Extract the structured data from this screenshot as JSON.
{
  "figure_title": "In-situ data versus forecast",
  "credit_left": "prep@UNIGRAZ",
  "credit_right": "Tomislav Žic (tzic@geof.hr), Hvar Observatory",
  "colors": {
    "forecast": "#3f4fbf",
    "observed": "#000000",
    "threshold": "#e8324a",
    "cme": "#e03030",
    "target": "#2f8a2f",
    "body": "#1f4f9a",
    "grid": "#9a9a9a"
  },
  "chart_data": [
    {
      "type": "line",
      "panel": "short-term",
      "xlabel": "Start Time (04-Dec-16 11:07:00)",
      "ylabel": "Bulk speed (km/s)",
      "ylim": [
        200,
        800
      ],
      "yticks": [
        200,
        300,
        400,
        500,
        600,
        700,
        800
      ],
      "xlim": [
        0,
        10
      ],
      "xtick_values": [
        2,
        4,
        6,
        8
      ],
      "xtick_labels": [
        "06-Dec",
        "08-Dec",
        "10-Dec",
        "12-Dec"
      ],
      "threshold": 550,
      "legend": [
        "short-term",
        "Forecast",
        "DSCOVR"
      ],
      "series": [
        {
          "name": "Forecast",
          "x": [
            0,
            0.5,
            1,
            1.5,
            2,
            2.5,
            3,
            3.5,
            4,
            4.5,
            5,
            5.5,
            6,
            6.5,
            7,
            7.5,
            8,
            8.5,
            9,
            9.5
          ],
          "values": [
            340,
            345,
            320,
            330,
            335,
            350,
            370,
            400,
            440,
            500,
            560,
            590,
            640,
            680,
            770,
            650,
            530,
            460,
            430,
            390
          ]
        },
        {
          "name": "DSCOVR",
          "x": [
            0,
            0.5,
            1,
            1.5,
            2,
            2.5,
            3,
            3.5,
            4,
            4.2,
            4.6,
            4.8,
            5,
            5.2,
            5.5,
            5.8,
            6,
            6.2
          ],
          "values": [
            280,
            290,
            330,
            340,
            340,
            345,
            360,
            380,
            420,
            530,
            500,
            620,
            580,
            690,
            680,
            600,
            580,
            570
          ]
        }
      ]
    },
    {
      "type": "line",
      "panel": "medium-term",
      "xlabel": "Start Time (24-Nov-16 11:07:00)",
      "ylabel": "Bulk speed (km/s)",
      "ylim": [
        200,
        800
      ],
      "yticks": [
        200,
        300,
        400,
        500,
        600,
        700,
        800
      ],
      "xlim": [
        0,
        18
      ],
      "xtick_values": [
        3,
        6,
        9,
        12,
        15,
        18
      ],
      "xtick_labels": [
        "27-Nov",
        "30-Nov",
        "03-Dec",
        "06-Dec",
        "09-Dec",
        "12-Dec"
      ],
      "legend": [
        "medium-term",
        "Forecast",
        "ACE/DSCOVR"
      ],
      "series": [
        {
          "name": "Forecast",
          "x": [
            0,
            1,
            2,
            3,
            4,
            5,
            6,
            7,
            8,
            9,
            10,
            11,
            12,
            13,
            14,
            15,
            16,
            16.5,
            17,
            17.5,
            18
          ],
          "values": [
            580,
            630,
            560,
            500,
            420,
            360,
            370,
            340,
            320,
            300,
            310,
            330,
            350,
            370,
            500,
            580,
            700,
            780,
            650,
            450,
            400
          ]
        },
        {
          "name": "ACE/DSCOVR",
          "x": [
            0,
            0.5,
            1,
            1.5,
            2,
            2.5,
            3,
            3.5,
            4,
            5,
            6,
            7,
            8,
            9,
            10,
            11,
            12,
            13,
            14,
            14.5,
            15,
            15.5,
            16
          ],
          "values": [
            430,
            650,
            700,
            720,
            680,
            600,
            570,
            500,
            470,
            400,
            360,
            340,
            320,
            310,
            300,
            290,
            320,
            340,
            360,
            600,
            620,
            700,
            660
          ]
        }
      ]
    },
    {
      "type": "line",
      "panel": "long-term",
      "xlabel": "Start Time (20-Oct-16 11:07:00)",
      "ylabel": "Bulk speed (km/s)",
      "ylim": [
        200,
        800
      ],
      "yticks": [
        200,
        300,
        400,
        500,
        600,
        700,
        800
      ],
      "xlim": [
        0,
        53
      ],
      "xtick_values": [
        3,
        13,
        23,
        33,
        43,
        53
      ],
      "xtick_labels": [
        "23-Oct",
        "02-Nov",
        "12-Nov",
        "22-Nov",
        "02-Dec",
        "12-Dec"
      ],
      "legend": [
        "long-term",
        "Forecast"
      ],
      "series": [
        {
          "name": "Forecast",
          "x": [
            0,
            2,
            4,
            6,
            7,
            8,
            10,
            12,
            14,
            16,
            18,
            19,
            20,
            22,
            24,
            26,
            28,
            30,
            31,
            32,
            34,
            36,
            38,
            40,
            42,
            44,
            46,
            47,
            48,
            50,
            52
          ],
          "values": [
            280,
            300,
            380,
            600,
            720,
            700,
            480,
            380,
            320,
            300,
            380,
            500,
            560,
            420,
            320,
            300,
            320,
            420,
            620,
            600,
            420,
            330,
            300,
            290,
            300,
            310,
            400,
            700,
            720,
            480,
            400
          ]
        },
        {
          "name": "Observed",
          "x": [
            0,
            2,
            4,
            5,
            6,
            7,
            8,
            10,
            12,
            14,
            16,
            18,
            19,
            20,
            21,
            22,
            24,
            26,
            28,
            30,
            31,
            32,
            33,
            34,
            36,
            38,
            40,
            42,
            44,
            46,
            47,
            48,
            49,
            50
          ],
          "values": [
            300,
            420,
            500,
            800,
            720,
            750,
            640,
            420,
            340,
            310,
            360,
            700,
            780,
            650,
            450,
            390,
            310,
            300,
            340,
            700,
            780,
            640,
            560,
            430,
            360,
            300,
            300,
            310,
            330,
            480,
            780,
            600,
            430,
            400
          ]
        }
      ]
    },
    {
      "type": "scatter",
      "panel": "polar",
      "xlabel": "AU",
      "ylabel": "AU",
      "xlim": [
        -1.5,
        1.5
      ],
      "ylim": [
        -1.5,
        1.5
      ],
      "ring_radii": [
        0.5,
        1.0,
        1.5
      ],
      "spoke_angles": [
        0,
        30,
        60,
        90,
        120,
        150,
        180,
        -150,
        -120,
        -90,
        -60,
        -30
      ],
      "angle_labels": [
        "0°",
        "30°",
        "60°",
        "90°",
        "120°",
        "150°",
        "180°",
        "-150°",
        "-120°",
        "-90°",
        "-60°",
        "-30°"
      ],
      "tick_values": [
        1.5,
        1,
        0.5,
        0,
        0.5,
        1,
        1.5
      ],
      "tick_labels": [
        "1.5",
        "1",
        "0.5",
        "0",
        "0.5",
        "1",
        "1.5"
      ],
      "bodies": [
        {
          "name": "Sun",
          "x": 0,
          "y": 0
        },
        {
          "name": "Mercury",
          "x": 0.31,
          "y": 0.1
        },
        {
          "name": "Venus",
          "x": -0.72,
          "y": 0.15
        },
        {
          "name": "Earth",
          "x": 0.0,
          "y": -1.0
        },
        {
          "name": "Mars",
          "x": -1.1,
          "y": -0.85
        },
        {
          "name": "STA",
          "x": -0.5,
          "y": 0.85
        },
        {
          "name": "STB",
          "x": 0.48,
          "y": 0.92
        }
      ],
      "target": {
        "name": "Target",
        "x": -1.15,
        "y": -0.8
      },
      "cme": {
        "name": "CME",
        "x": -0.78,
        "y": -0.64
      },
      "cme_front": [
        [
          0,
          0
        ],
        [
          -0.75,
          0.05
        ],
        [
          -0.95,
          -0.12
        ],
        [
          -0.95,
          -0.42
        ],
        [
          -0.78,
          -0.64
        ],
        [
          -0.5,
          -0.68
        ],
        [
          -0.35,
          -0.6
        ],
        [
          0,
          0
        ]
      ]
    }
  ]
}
——————
→ **TASK DETAILS**
Set down each entry again, unchanged.

→ **TASK RESPONSE**
Extract the structured data from this screenshot as JSON.
{
  "figure_title": "In-situ data versus forecast",
  "credit_left": "prep@UNIGRAZ",
  "credit_right": "Tomislav Žic (tzic@geof.hr), Hvar Observatory",
  "colors": {
    "forecast": "#3f4fbf",
    "observed": "#000000",
    "threshold": "#e8324a",
    "cme": "#e03030",
    "target": "#2f8a2f",
    "body": "#1f4f9a",
    "grid": "#9a9a9a"
  },
  "chart_data": [
    {
      "type": "line",
      "panel": "short-term",
      "xlabel": "Start Time (04-Dec-16 11:07:00)",
      "ylabel": "Bulk speed (km/s)",
      "ylim": [
        200,
        800
      ],
      "yticks": [
        200,
        300,
        400,
        500,
        600,
        700,
        800
      ],
      "xlim": [
        0,
        10
      ],
      "xtick_values": [
        2,
        4,
        6,
        8
      ],
      "xtick_labels": [
        "06-Dec",
        "08-Dec",
        "10-Dec",
        "12-Dec"
      ],
      "threshold": 550,
      "legend": [
        "short-term",
        "Forecast",
        "DSCOVR"
      ],
      "series": [
        {
          "name": "Forecast",
          "x": [
            0,
            0.5,
            1,
            1.5,
            2,
            2.5,
            3,
            3.5,
            4,
            4.5,
            5,
            5.5,
            6,
            6.5,
            7,
            7.5,
            8,
            8.5,
            9,
            9.5
          ],
          "values": [
            340,
            345,
            320,
            330,
            335,
            350,
            370,
            400,
            440,
            500,
            560,
            590,
            640,
            680,
            770,
            650,
            530,
            460,
            430,
            390
          ]
        },
        {
          "name": "DSCOVR",
          "x": [
            0,
            0.5,
            1,
            1.5,
            2,
            2.5,
            3,
            3.5,
            4,
            4.2,
            4.6,
            4.8,
            5,
            5.2,
            5.5,
            5.8,
            6,
            6.2
          ],
          "values": [
            280,
            290,
            330,
            340,
            340,
            345,
            360,
            380,
            420,
            530,
            500,
            620,
            580,
            690,
            680,
            600,
            580,
            570
          ]
        }
      ]
    },
    {
      "type": "line",
      "panel": "medium-term",
      "xlabel": "Start Time (24-Nov-16 11:07:00)",
      "ylabel": "Bulk speed (km/s)",
      "ylim": [
        200,
        800
      ],
      "yticks": [
        200,
        300,
        400,
        500,
        600,
        700,
        800
      ],
      "xlim": [
        0,
        18
      ],
      "xtick_values": [
        3,
        6,
        9,
        12,
        15,
        18
      ],
      "xtick_labels": [
        "27-Nov",
        "30-Nov",
        "03-Dec",
        "06-Dec",
        "09-Dec",
        "12-Dec"
      ],
      "legend": [
        "medium-term",
        "Forecast",
        "ACE/DSCOVR"
      ],
      "series": [
        {
          "name": "Forecast",
          "x": [
            0,
            1,
            2,
            3,
            4,
            5,
            6,
            7,
            8,
            9,
            10,
            11,
            12,
            13,
            14,
            15,
            16,
            16.5,
            17,
            17.5,
            18
          ],
          "values": [
            580,
            630,
            560,
            500,
            420,
            360,
            370,
            340,
            320,
            300,
            310,
            330,
            350,
            370,
            500,
            580,
            700,
            780,
            650,
            450,
            400
          ]
        },
        {
          "name": "ACE/DSCOVR",
          "x": [
            0,
            0.5,
            1,
            1.5,
            2,
            2.5,
            3,
            3.5,
            4,
            5,
            6,
            7,
            8,
            9,
            10,
            11,
            12,
            13,
            14,
            14.5,
            15,
            15.5,
            16
          ],
          "values": [
            430,
            650,
            700,
            720,
            680,
            600,
            570,
            500,
            470,
            400,
            360,
            340,
            320,
            310,
            300,
            290,
            320,
            340,
            360,
            600,
            620,
            700,
            660
          ]
        }
      ]
    },
    {
      "type": "line",
      "panel": "long-term",
      "xlabel": "Start Time (20-Oct-16 11:07:00)",
      "ylabel": "Bulk speed (km/s)",
      "ylim": [
        200,
        800
      ],
      "yticks": [
        200,
        300,
        400,
        500,
        600,
        700,
        800
      ],
      "xlim": [
        0,
        53
      ],
      "xtick_values": [
        3,
        13,
        23,
        33,
        43,
        53
      ],
      "xtick_labels": [
        "23-Oct",
        "02-Nov",
        "12-Nov",
        "22-Nov",
        "02-Dec",
        "12-Dec"
      ],
      "legend": [
        "long-term",
        "Forecast"
      ],
      "series": [
        {
          "name": "Forecast",
          "x": [
            0,
            2,
            4,
            6,
            7,
            8,
            10,
            12,
            14,
            16,
            18,
            19,
            20,
            22,
            24,
            26,
            28,
            30,
            31,
            32,
            34,
            36,
            38,
            40,
            42,
            44,
            46,
            47,
            48,
            50,
            52
          ],
          "values": [
            280,
            300,
            380,
            600,
            720,
            700,
            480,
            380,
            320,
            300,
            380,
            500,
            560,
            420,
            320,
            300,
            320,
            420,
            620,
            600,
            420,
            330,
            300,
            290,
            300,
            310,
            400,
            700,
            720,
            480,
            400
          ]
        },
        {
          "name": "Observed",
          "x": [
            0,
            2,
            4,
            5,
            6,
            7,
            8,
            10,
            12,
            14,
            16,
            18,
            19,
            20,
            21,
            22,
            24,
            26,
            28,
            30,
            31,
            32,
            33,
            34,
            36,
            38,
            40,
            42,
            44,
            46,
            47,
            48,
            49,
            50
          ],
          "values": [
            300,
            420,
            500,
            800,
            720,
            750,
            640,
            420,
            340,
            310,
            360,
            700,
            780,
            650,
            450,
            390,
            310,
            300,
            340,
            700,
            780,
            640,
            560,
            430,
            360,
            300,
            300,
            310,
            330,
            480,
            780,
            600,
            430,
            400
          ]
        }
      ]
    },
    {
      "type": "scatter",
      "panel": "polar",
      "xlabel": "AU",
      "ylabel": "AU",
      "xlim": [
        -1.5,
        1.5
      ],
      "ylim": [
        -1.5,
        1.5
      ],
      "ring_radii": [
        0.5,
        1.0,
        1.5
      ],
      "spoke_angles": [
        0,
        30,
        60,
        90,
        120,
        150,
        180,
        -150,
        -120,
        -90,
        -60,
        -30
      ],
      "angle_labels": [
        "0°",
        "30°",
        "60°",
        "90°",
        "120°",
        "150°",
        "180°",
        "-150°",
        "-120°",
        "-90°",
        "-60°",
        "-30°"
      ],
      "tick_values": [
        1.5,
        1,
        0.5,
        0,
        0.5,
        1,
        1.5
      ],
      "tick_labels": [
        "1.5",
        "1",
        "0.5",
        "0",
        "0.5",
        "1",
        "1.5"
      ],
      "bodies": [
        {
          "name": "Sun",
          "x": 0,
          "y": 0
        },
        {
          "name": "Mercury",
          "x": 0.31,
          "y": 0.1
        },
        {
          "name": "Venus",
          "x": -0.72,
          "y": 0.15
        },
        {
          "name": "Earth",
          "x": 0.0,
          "y": -1.0
        },
        {
          "name": "Mars",
          "x": -1.1,
          "y": -0.85
        },
        {
          "name": "STA",
          "x": -0.5,
          "y": 0.85
        },
        {
          "name": "STB",
          "x": 0.48,
          "y": 0.92
        }
      ],
      "target": {
        "name": "Target",
        "x": -1.15,
        "y": -0.8
      },
      "cme": {
        "name": "CME",
        "x": -0.78,
        "y": -0.64
      },
      "cme_front": [
        [
          0,
          0
        ],
        [
          -0.75,
          0.05
        ],
        [
          -0.95,
          -0.12
        ],
        [
          -0.95,
          -0.42
        ],
        [
          -0.78,
          -0.64
        ],
        [
          -0.5,
          -0.68
        ],
        [
          -0.35,
          -0.6
        ],
        [
          0,
          0
        ]
      ]
    }
  ]
}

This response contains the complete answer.